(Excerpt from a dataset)
►
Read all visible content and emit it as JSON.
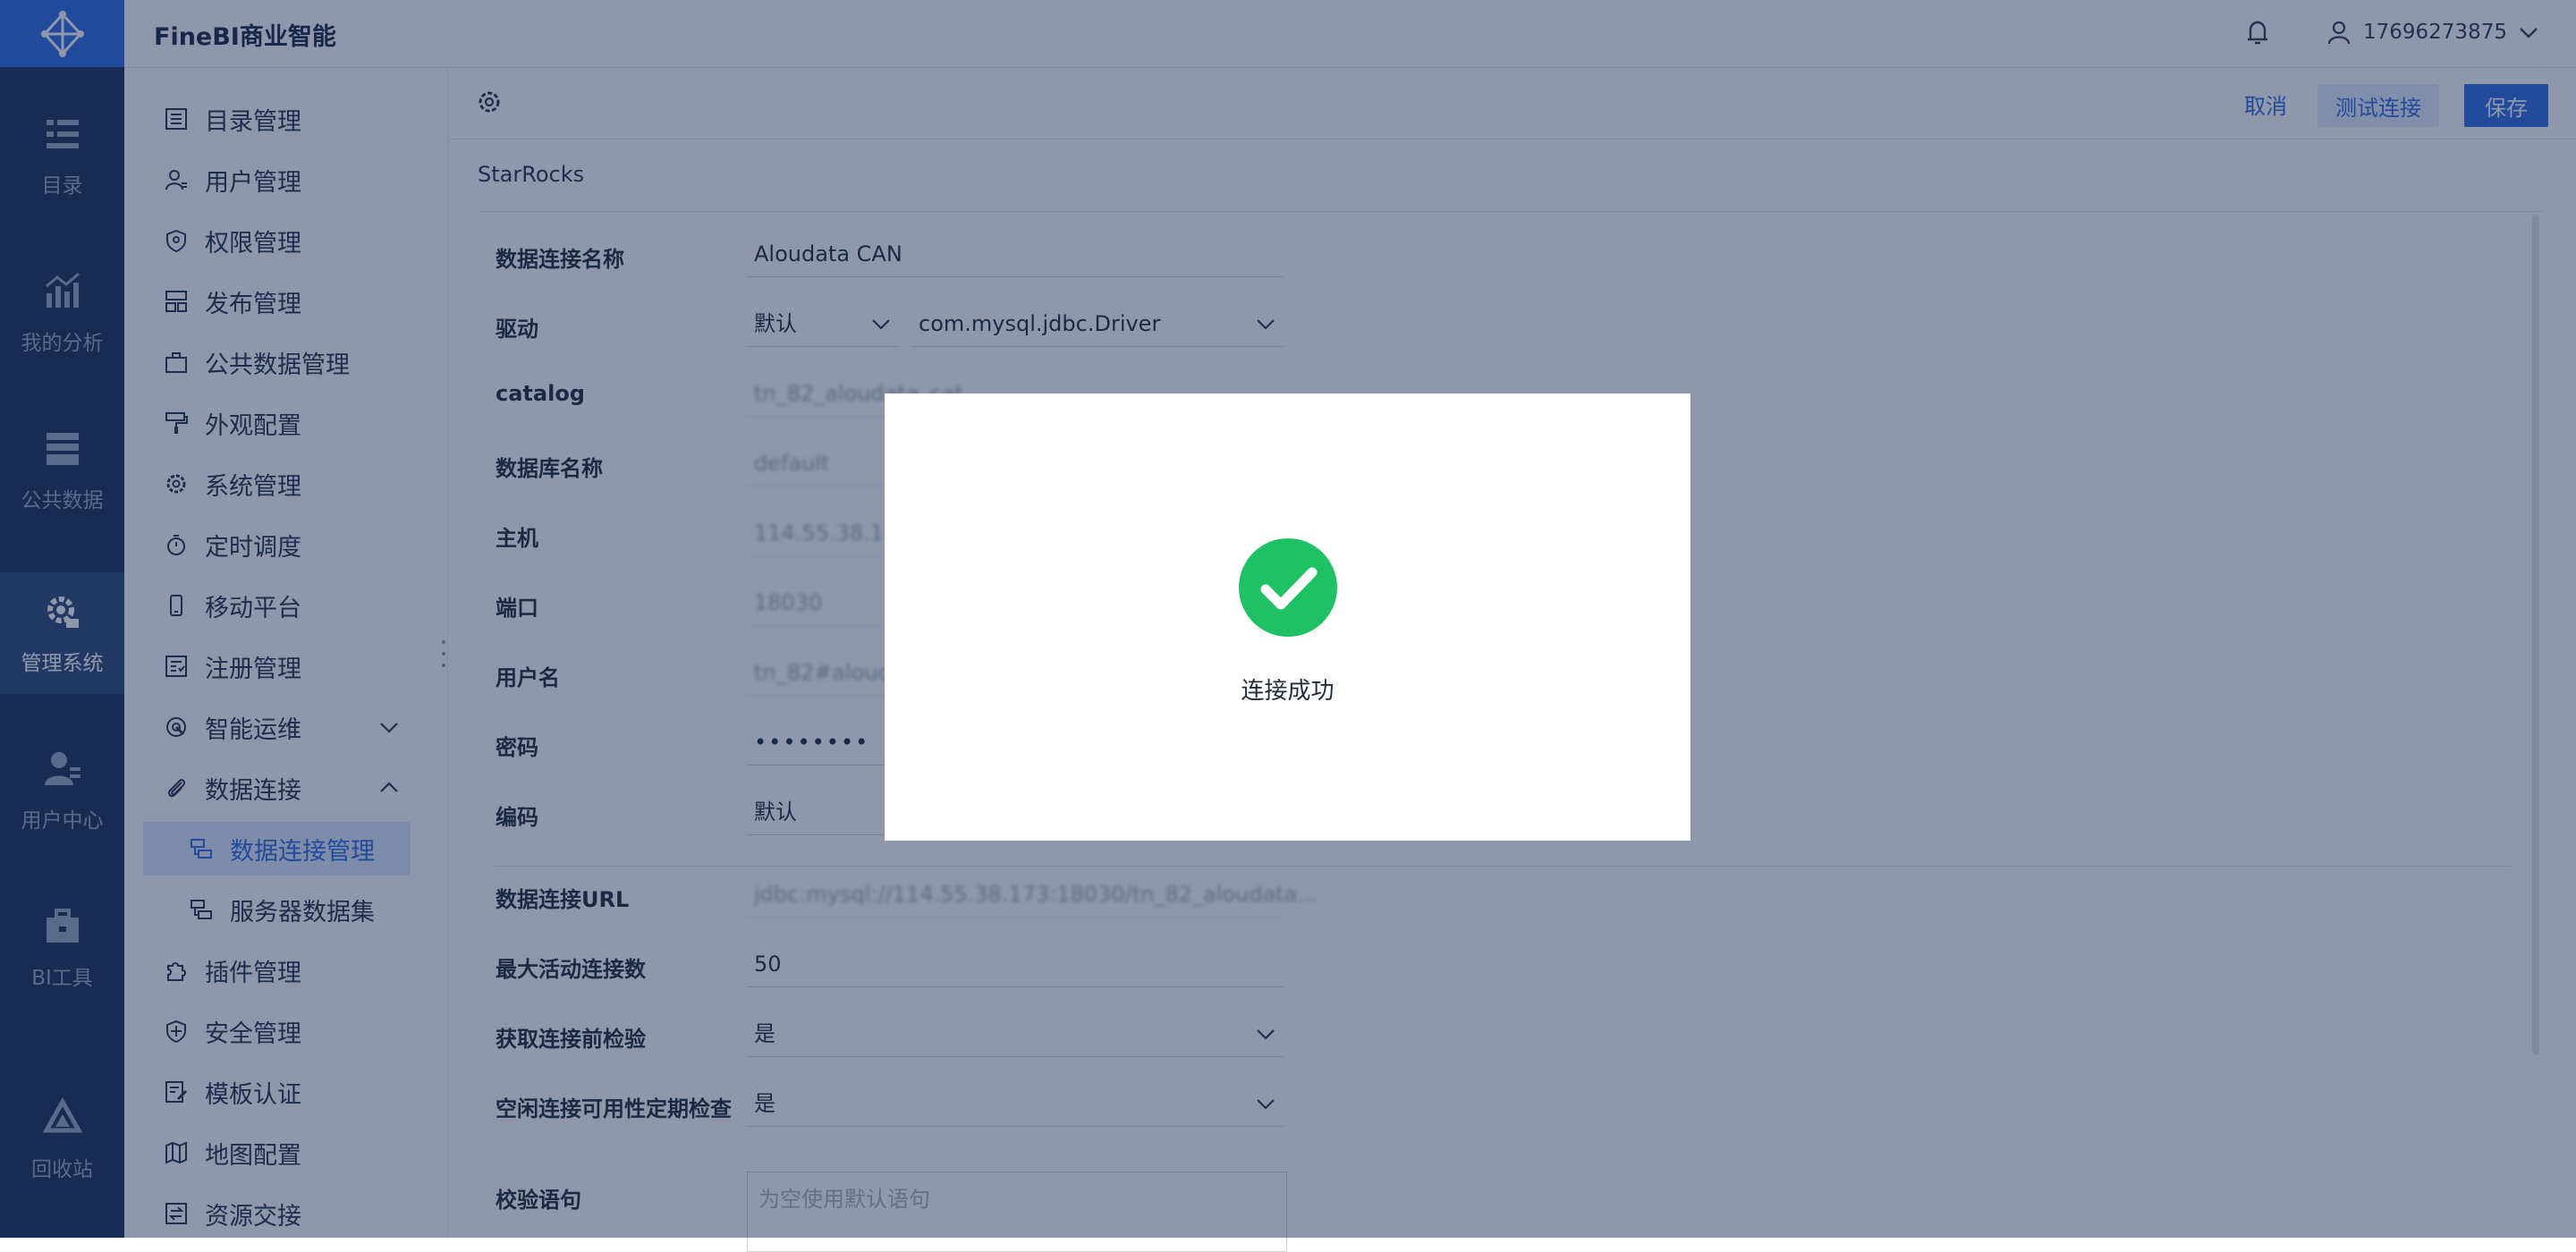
{
  "app": {
    "brand": "FineBI商业智能"
  },
  "header": {
    "username": "17696273875"
  },
  "rail": {
    "items": [
      {
        "label": "目录",
        "icon": "catalog-icon"
      },
      {
        "label": "我的分析",
        "icon": "analysis-icon"
      },
      {
        "label": "公共数据",
        "icon": "public-data-icon"
      },
      {
        "label": "管理系统",
        "icon": "admin-gear-icon",
        "active": true
      },
      {
        "label": "用户中心",
        "icon": "user-center-icon"
      },
      {
        "label": "BI工具",
        "icon": "toolbox-icon"
      },
      {
        "label": "回收站",
        "icon": "recycle-icon"
      }
    ]
  },
  "sidebar": {
    "items": [
      {
        "label": "目录管理"
      },
      {
        "label": "用户管理"
      },
      {
        "label": "权限管理"
      },
      {
        "label": "发布管理"
      },
      {
        "label": "公共数据管理"
      },
      {
        "label": "外观配置"
      },
      {
        "label": "系统管理"
      },
      {
        "label": "定时调度"
      },
      {
        "label": "移动平台"
      },
      {
        "label": "注册管理"
      },
      {
        "label": "智能运维"
      },
      {
        "label": "数据连接"
      },
      {
        "label": "数据连接管理"
      },
      {
        "label": "服务器数据集"
      },
      {
        "label": "插件管理"
      },
      {
        "label": "安全管理"
      },
      {
        "label": "模板认证"
      },
      {
        "label": "地图配置"
      },
      {
        "label": "资源交接"
      }
    ]
  },
  "toolbar": {
    "cancel_label": "取消",
    "test_label": "测试连接",
    "save_label": "保存"
  },
  "form": {
    "db_type": "StarRocks",
    "name_label": "数据连接名称",
    "name_value": "Aloudata CAN",
    "driver_label": "驱动",
    "driver_mode": "默认",
    "driver_class": "com.mysql.jdbc.Driver",
    "catalog_label": "catalog",
    "catalog_value": "tn_82_aloudata_cat",
    "dbname_label": "数据库名称",
    "dbname_value": "default",
    "host_label": "主机",
    "host_value": "114.55.38.173",
    "port_label": "端口",
    "port_value": "18030",
    "user_label": "用户名",
    "user_value": "tn_82#aloudata",
    "pwd_label": "密码",
    "pwd_value": "••••••••",
    "encoding_label": "编码",
    "encoding_value": "默认",
    "url_label": "数据连接URL",
    "url_value": "jdbc:mysql://114.55.38.173:18030/tn_82_aloudata...",
    "maxconn_label": "最大活动连接数",
    "maxconn_value": "50",
    "precheck_label": "获取连接前检验",
    "precheck_value": "是",
    "idlecheck_label": "空闲连接可用性定期检查",
    "idlecheck_value": "是",
    "validation_label": "校验语句",
    "validation_placeholder": "为空使用默认语句"
  },
  "modal": {
    "message": "连接成功"
  }
}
◄
Using the records above, retype everything exactly except the pictures.

- **In response**
Read all visible content and emit it as JSON.
{
  "app": {
    "brand": "FineBI商业智能"
  },
  "header": {
    "username": "17696273875"
  },
  "rail": {
    "items": [
      {
        "label": "目录",
        "icon": "catalog-icon"
      },
      {
        "label": "我的分析",
        "icon": "analysis-icon"
      },
      {
        "label": "公共数据",
        "icon": "public-data-icon"
      },
      {
        "label": "管理系统",
        "icon": "admin-gear-icon",
        "active": true
      },
      {
        "label": "用户中心",
        "icon": "user-center-icon"
      },
      {
        "label": "BI工具",
        "icon": "toolbox-icon"
      },
      {
        "label": "回收站",
        "icon": "recycle-icon"
      }
    ]
  },
  "sidebar": {
    "items": [
      {
        "label": "目录管理"
      },
      {
        "label": "用户管理"
      },
      {
        "label": "权限管理"
      },
      {
        "label": "发布管理"
      },
      {
        "label": "公共数据管理"
      },
      {
        "label": "外观配置"
      },
      {
        "label": "系统管理"
      },
      {
        "label": "定时调度"
      },
      {
        "label": "移动平台"
      },
      {
        "label": "注册管理"
      },
      {
        "label": "智能运维"
      },
      {
        "label": "数据连接"
      },
      {
        "label": "数据连接管理"
      },
      {
        "label": "服务器数据集"
      },
      {
        "label": "插件管理"
      },
      {
        "label": "安全管理"
      },
      {
        "label": "模板认证"
      },
      {
        "label": "地图配置"
      },
      {
        "label": "资源交接"
      }
    ]
  },
  "toolbar": {
    "cancel_label": "取消",
    "test_label": "测试连接",
    "save_label": "保存"
  },
  "form": {
    "db_type": "StarRocks",
    "name_label": "数据连接名称",
    "name_value": "Aloudata CAN",
    "driver_label": "驱动",
    "driver_mode": "默认",
    "driver_class": "com.mysql.jdbc.Driver",
    "catalog_label": "catalog",
    "catalog_value": "tn_82_aloudata_cat",
    "dbname_label": "数据库名称",
    "dbname_value": "default",
    "host_label": "主机",
    "host_value": "114.55.38.173",
    "port_label": "端口",
    "port_value": "18030",
    "user_label": "用户名",
    "user_value": "tn_82#aloudata",
    "pwd_label": "密码",
    "pwd_value": "••••••••",
    "encoding_label": "编码",
    "encoding_value": "默认",
    "url_label": "数据连接URL",
    "url_value": "jdbc:mysql://114.55.38.173:18030/tn_82_aloudata...",
    "maxconn_label": "最大活动连接数",
    "maxconn_value": "50",
    "precheck_label": "获取连接前检验",
    "precheck_value": "是",
    "idlecheck_label": "空闲连接可用性定期检查",
    "idlecheck_value": "是",
    "validation_label": "校验语句",
    "validation_placeholder": "为空使用默认语句"
  },
  "modal": {
    "message": "连接成功"
  }
}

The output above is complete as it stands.